— Start DATA SHOWN —

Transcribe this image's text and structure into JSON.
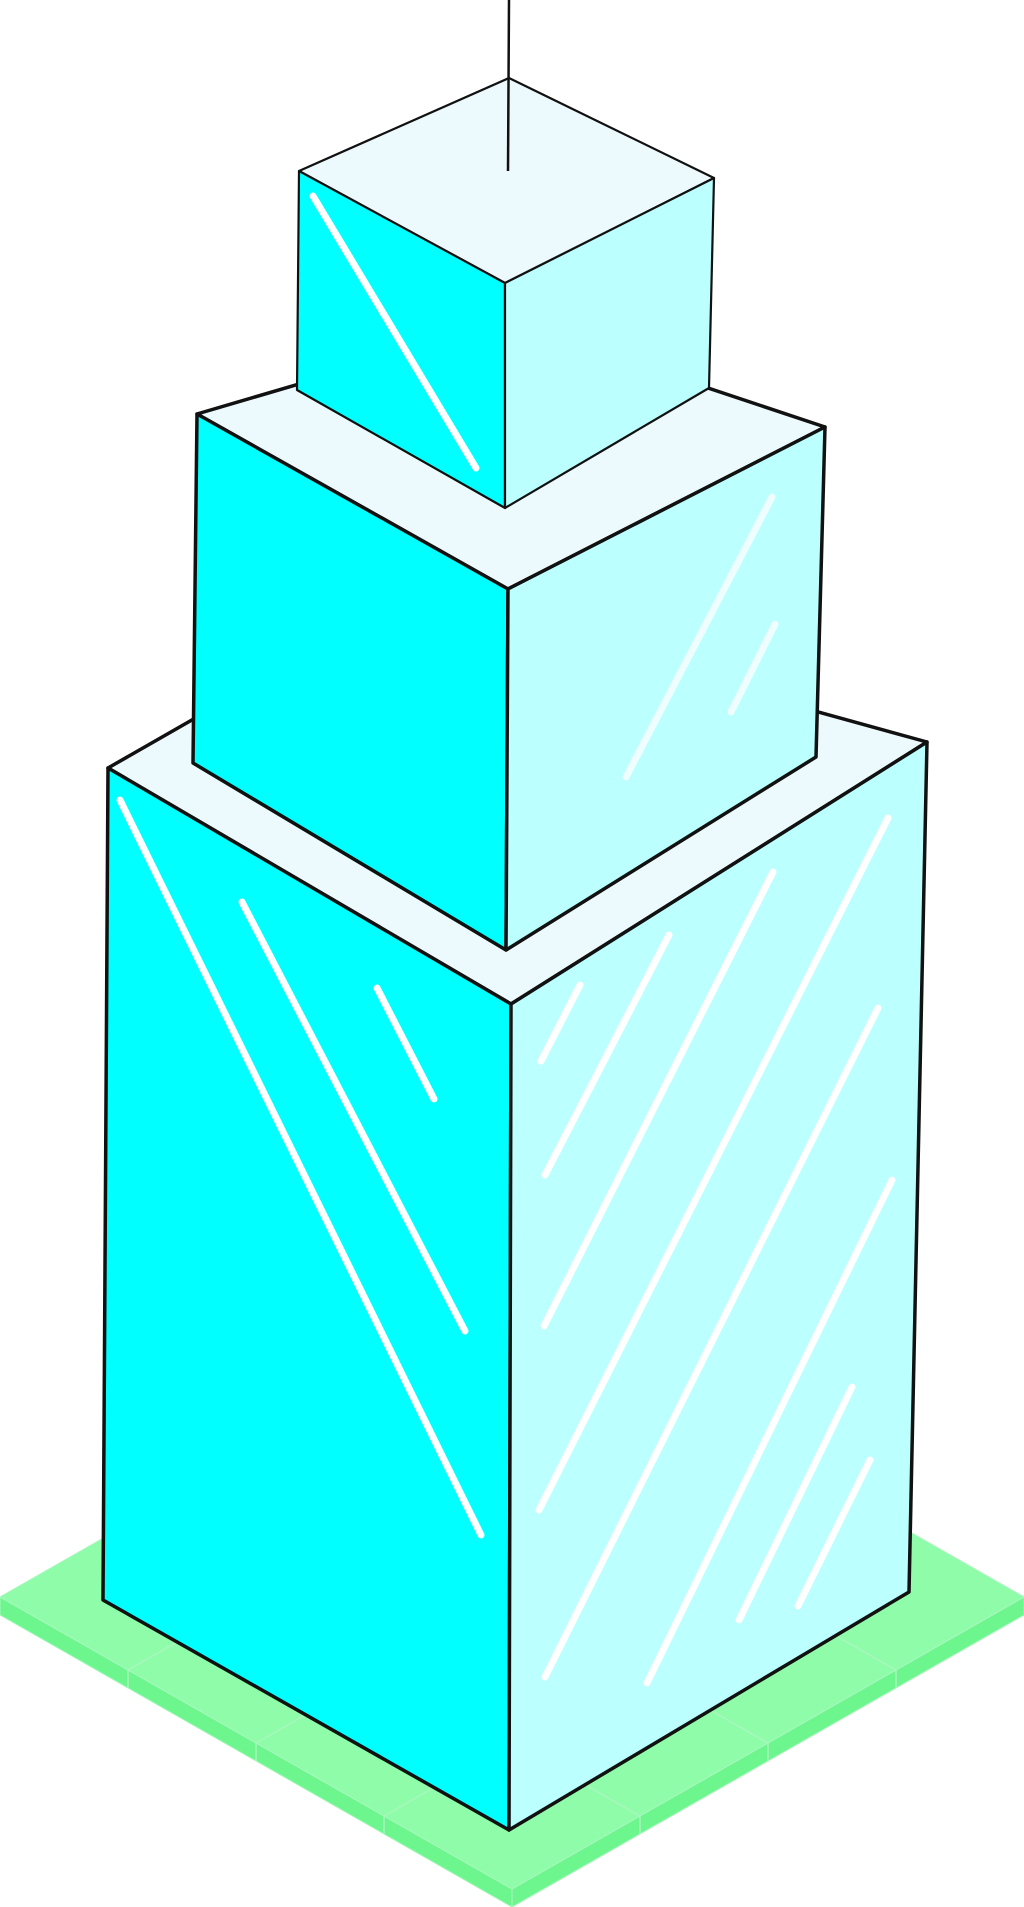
{
  "colors": {
    "background": "#ffffff",
    "outline": "#111111",
    "front_face": "#00ffff",
    "side_face": "#bbffff",
    "roof": "#edfafd",
    "glare": "#ffffff",
    "ground_top": "#8efca8",
    "ground_edge": "#6df58e",
    "ground_lines": "#a8f7bd"
  },
  "icons": {
    "building": "skyscraper-icon",
    "ground": "grass-tile-icon"
  }
}
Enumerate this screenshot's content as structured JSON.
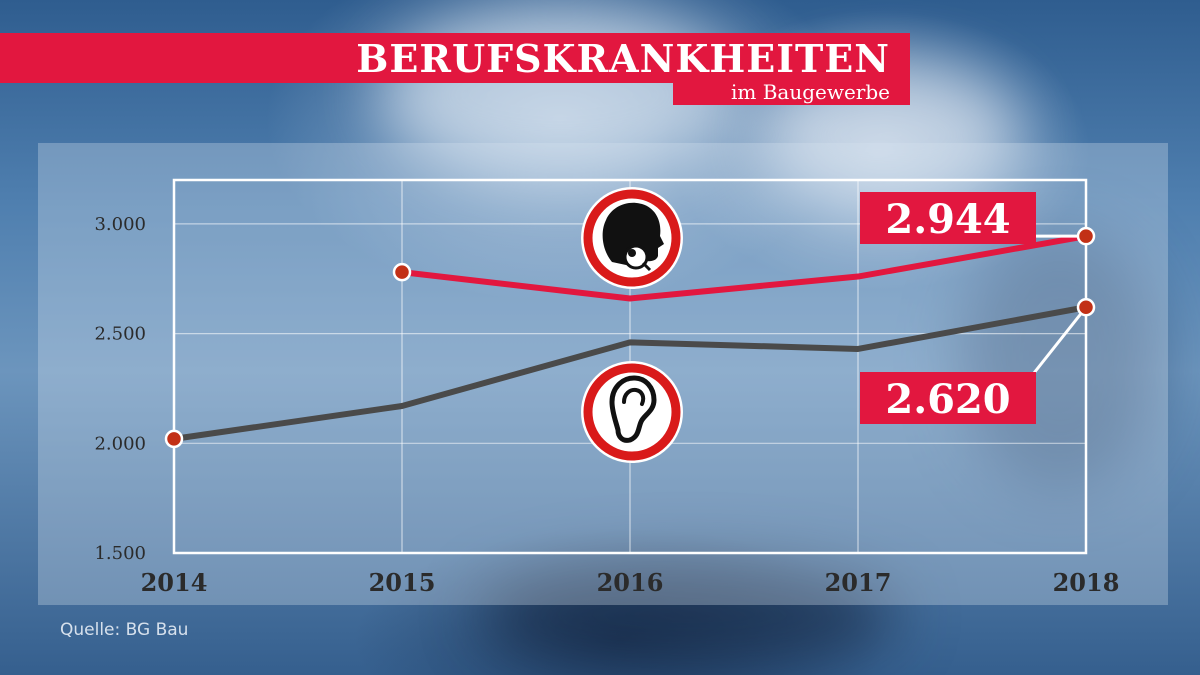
{
  "header": {
    "title": "BERUFSKRANKHEITEN",
    "subtitle": "im Baugewerbe"
  },
  "source": "Quelle: BG Bau",
  "colors": {
    "accent_red": "#e2173f",
    "line_red": "#e2173f",
    "line_dark": "#4a4a4a",
    "marker": "#c23016"
  },
  "chart_data": {
    "type": "line",
    "title": "BERUFSKRANKHEITEN",
    "subtitle": "im Baugewerbe",
    "x": [
      "2014",
      "2015",
      "2016",
      "2017",
      "2018"
    ],
    "ylim": [
      1500,
      3200
    ],
    "y_ticks": [
      {
        "value": 1500,
        "label": "1.500"
      },
      {
        "value": 2000,
        "label": "2.000"
      },
      {
        "value": 2500,
        "label": "2.500"
      },
      {
        "value": 3000,
        "label": "3.000"
      }
    ],
    "grid": true,
    "series": [
      {
        "icon": "lung-disease-icon",
        "color": "#e2173f",
        "values": [
          null,
          2780,
          2660,
          2760,
          2944
        ],
        "end_label": "2.944"
      },
      {
        "icon": "ear-hearing-loss-icon",
        "color": "#4a4a4a",
        "values": [
          2020,
          2170,
          2460,
          2430,
          2620
        ],
        "end_label": "2.620"
      }
    ]
  }
}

— End DATA SHOWN —

WHAT THE TASK ASKS => Extract exactly the lines above from the line containing "Enumerate this screenshot's" through the last one, both ends included, but not the pictures.

REPLY =>
Enumerate this screenshot's content as structured JSON.
{
  "header": {
    "title": "BERUFSKRANKHEITEN",
    "subtitle": "im Baugewerbe"
  },
  "source": "Quelle: BG Bau",
  "colors": {
    "accent_red": "#e2173f",
    "line_red": "#e2173f",
    "line_dark": "#4a4a4a",
    "marker": "#c23016"
  },
  "chart_data": {
    "type": "line",
    "title": "BERUFSKRANKHEITEN",
    "subtitle": "im Baugewerbe",
    "x": [
      "2014",
      "2015",
      "2016",
      "2017",
      "2018"
    ],
    "ylim": [
      1500,
      3200
    ],
    "y_ticks": [
      {
        "value": 1500,
        "label": "1.500"
      },
      {
        "value": 2000,
        "label": "2.000"
      },
      {
        "value": 2500,
        "label": "2.500"
      },
      {
        "value": 3000,
        "label": "3.000"
      }
    ],
    "grid": true,
    "series": [
      {
        "icon": "lung-disease-icon",
        "color": "#e2173f",
        "values": [
          null,
          2780,
          2660,
          2760,
          2944
        ],
        "end_label": "2.944"
      },
      {
        "icon": "ear-hearing-loss-icon",
        "color": "#4a4a4a",
        "values": [
          2020,
          2170,
          2460,
          2430,
          2620
        ],
        "end_label": "2.620"
      }
    ]
  }
}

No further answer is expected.